▶ [Required work]: Repeat word for word everything from the line containing "Read out every word on this page." to the end of the listing, first and last lines included, and only that.

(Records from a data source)
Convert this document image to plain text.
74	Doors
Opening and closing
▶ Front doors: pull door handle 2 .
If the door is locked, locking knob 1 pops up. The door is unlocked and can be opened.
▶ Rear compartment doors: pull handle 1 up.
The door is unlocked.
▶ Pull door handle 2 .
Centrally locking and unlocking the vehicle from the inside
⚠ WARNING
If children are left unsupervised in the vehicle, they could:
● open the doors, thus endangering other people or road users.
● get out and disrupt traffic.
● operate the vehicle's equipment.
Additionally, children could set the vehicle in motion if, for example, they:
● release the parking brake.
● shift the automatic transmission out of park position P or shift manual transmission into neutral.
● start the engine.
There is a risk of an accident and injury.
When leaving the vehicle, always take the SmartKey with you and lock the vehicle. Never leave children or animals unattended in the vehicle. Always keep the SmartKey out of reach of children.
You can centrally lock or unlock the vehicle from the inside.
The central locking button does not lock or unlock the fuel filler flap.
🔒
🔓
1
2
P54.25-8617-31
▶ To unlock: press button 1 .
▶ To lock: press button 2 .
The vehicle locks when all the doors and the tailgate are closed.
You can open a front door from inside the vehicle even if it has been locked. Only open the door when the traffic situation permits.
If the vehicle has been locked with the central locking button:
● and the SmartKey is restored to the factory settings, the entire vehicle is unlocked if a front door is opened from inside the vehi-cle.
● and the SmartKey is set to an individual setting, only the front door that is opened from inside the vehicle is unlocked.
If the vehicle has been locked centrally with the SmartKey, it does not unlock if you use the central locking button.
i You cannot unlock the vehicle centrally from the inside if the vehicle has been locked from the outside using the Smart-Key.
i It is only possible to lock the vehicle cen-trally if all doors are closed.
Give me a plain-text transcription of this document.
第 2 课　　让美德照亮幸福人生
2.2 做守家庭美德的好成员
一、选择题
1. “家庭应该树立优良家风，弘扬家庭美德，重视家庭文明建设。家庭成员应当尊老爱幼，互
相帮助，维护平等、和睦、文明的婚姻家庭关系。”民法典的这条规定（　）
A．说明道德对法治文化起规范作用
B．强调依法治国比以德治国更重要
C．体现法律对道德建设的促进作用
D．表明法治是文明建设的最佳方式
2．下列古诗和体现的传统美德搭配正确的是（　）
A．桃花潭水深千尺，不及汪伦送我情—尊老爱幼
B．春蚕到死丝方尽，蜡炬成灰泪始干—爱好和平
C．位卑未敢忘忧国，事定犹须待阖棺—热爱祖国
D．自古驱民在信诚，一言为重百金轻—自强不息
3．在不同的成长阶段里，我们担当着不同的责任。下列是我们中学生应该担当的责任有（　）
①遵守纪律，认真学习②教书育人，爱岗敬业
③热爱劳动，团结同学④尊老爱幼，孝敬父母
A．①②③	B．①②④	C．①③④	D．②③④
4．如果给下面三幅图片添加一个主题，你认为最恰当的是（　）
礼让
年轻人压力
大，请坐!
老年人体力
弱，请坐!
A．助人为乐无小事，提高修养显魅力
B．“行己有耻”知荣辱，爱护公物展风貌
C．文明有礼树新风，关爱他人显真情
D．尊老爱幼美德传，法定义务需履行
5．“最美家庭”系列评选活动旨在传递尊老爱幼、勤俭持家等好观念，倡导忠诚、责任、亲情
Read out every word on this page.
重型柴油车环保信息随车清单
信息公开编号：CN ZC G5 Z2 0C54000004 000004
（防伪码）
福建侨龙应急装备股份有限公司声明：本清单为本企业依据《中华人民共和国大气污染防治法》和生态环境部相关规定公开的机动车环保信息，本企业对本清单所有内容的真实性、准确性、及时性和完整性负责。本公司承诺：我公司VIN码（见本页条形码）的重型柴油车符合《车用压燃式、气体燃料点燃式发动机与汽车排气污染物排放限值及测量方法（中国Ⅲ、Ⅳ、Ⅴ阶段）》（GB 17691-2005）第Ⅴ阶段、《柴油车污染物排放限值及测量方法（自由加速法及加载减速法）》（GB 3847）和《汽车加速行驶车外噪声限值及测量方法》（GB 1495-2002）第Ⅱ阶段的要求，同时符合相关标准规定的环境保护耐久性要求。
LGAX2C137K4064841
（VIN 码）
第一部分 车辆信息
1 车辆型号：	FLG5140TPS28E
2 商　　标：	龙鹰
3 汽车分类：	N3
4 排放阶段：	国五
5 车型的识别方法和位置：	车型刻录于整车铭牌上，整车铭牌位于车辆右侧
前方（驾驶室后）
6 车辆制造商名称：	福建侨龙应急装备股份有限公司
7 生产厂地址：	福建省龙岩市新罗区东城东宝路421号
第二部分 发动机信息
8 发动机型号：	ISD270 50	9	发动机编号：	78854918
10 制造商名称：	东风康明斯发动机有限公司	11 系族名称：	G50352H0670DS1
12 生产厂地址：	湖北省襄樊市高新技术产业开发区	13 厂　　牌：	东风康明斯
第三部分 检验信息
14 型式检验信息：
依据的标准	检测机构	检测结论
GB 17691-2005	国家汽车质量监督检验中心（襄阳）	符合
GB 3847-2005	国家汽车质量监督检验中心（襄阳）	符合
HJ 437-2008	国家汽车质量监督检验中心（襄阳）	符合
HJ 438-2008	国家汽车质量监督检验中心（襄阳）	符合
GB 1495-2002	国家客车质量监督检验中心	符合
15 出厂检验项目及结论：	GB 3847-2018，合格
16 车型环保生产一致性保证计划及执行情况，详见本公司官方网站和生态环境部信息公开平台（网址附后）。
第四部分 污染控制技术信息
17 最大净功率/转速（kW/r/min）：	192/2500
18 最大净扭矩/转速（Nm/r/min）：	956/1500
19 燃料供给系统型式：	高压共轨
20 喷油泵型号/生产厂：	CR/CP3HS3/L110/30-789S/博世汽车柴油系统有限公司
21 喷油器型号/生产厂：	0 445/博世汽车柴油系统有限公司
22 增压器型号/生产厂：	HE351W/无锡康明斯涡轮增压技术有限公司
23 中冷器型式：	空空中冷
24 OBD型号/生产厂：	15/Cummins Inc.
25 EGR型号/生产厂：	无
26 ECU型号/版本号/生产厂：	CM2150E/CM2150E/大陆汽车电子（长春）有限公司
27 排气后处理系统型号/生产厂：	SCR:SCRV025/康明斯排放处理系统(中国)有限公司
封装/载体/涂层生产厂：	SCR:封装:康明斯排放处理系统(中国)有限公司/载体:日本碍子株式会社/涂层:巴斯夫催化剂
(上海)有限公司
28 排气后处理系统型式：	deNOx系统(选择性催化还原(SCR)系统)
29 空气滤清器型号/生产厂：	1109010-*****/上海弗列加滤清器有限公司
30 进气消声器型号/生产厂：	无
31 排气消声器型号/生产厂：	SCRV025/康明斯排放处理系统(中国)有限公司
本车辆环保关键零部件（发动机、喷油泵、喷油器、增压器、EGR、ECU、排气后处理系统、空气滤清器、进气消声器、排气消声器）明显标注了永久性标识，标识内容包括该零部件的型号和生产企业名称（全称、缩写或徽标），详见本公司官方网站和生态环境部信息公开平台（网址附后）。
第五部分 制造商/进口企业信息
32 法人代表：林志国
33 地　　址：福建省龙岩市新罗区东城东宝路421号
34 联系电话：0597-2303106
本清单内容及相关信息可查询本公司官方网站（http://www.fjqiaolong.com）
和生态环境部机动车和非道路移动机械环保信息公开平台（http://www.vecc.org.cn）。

▶ [Solution to this task]:
Read out every word on this page.
重型柴油车环保信息随车清单
信息公开编号：CN ZC G5 Z2 0C54000004 000004
（防伪码）
福建侨龙应急装备股份有限公司声明：本清单为本企业依据《中华人民共和国大气污染防治法》和生态环境部相关规定公开的机动车环保信息，本企业对本清单所有内容的真实性、准确性、及时性和完整性负责。本公司承诺：我公司VIN码（见本页条形码）的重型柴油车符合《车用压燃式、气体燃料点燃式发动机与汽车排气污染物排放限值及测量方法（中国Ⅲ、Ⅳ、Ⅴ阶段）》（GB 17691-2005）第Ⅴ阶段、《柴油车污染物排放限值及测量方法（自由加速法及加载减速法）》（GB 3847）和《汽车加速行驶车外噪声限值及测量方法》（GB 1495-2002）第Ⅱ阶段的要求，同时符合相关标准规定的环境保护耐久性要求。
LGAX2C137K4064841
（VIN 码）
第一部分 车辆信息
1 车辆型号：	FLG5140TPS28E
2 商　　标：	龙鹰
3 汽车分类：	N3
4 排放阶段：	国五
5 车型的识别方法和位置：	车型刻录于整车铭牌上，整车铭牌位于车辆右侧
前方（驾驶室后）
6 车辆制造商名称：	福建侨龙应急装备股份有限公司
7 生产厂地址：	福建省龙岩市新罗区东城东宝路421号
第二部分 发动机信息
8 发动机型号：	ISD270 50	9	发动机编号：	78854918
10 制造商名称：	东风康明斯发动机有限公司	11 系族名称：	G50352H0670DS1
12 生产厂地址：	湖北省襄樊市高新技术产业开发区	13 厂　　牌：	东风康明斯
第三部分 检验信息
14 型式检验信息：
依据的标准	检测机构	检测结论
GB 17691-2005	国家汽车质量监督检验中心（襄阳）	符合
GB 3847-2005	国家汽车质量监督检验中心（襄阳）	符合
HJ 437-2008	国家汽车质量监督检验中心（襄阳）	符合
HJ 438-2008	国家汽车质量监督检验中心（襄阳）	符合
GB 1495-2002	国家客车质量监督检验中心	符合
15 出厂检验项目及结论：	GB 3847-2018，合格
16 车型环保生产一致性保证计划及执行情况，详见本公司官方网站和生态环境部信息公开平台（网址附后）。
第四部分 污染控制技术信息
17 最大净功率/转速（kW/r/min）：	192/2500
18 最大净扭矩/转速（Nm/r/min）：	956/1500
19 燃料供给系统型式：	高压共轨
20 喷油泵型号/生产厂：	CR/CP3HS3/L110/30-789S/博世汽车柴油系统有限公司
21 喷油器型号/生产厂：	0 445/博世汽车柴油系统有限公司
22 增压器型号/生产厂：	HE351W/无锡康明斯涡轮增压技术有限公司
23 中冷器型式：	空空中冷
24 OBD型号/生产厂：	15/Cummins Inc.
25 EGR型号/生产厂：	无
26 ECU型号/版本号/生产厂：	CM2150E/CM2150E/大陆汽车电子（长春）有限公司
27 排气后处理系统型号/生产厂：	SCR:SCRV025/康明斯排放处理系统(中国)有限公司
封装/载体/涂层生产厂：	SCR:封装:康明斯排放处理系统(中国)有限公司/载体:日本碍子株式会社/涂层:巴斯夫催化剂
(上海)有限公司
28 排气后处理系统型式：	deNOx系统(选择性催化还原(SCR)系统)
29 空气滤清器型号/生产厂：	1109010-*****/上海弗列加滤清器有限公司
30 进气消声器型号/生产厂：	无
31 排气消声器型号/生产厂：	SCRV025/康明斯排放处理系统(中国)有限公司
本车辆环保关键零部件（发动机、喷油泵、喷油器、增压器、EGR、ECU、排气后处理系统、空气滤清器、进气消声器、排气消声器）明显标注了永久性标识，标识内容包括该零部件的型号和生产企业名称（全称、缩写或徽标），详见本公司官方网站和生态环境部信息公开平台（网址附后）。
第五部分 制造商/进口企业信息
32 法人代表：林志国
33 地　　址：福建省龙岩市新罗区东城东宝路421号
34 联系电话：0597-2303106
本清单内容及相关信息可查询本公司官方网站（http://www.fjqiaolong.com）
和生态环境部机动车和非道路移动机械环保信息公开平台（http://www.vecc.org.cn）。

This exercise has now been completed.